### Work to complete
Using the data below, gather each line that includes the word "изложить".

·····

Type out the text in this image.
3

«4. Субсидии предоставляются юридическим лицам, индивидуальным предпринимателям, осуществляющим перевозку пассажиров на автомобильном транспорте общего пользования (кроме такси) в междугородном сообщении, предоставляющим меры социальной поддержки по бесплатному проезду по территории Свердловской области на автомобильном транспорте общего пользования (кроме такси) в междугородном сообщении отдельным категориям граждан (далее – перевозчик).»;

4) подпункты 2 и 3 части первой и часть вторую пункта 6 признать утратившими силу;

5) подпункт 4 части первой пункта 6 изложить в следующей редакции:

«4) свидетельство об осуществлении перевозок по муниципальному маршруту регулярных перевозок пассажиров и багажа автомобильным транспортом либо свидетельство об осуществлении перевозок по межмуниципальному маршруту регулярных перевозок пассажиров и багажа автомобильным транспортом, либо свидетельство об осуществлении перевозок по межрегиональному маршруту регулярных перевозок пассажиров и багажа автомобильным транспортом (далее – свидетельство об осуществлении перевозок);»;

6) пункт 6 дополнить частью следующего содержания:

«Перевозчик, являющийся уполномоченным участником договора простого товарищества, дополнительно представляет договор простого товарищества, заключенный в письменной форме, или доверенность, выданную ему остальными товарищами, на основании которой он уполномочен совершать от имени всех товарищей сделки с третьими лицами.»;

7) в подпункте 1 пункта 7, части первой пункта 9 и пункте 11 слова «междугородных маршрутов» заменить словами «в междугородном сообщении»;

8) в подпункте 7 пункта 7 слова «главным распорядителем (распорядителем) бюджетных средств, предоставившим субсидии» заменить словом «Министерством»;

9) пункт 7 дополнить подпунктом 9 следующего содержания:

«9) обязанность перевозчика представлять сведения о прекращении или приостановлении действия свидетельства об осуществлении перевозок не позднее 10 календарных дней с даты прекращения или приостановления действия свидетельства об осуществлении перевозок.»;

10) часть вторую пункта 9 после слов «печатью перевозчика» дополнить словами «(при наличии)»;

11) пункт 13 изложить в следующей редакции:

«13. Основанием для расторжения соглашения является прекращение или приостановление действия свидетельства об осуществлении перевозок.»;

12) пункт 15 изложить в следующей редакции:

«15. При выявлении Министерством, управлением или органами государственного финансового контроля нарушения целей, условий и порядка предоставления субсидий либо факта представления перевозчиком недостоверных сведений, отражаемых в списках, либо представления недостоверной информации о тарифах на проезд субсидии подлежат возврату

·····

### Output for this exercise
5) подпункт 4 части первой пункта 6 изложить в следующей редакции:
11) пункт 13 изложить в следующей редакции:
12) пункт 15 изложить в следующей редакции:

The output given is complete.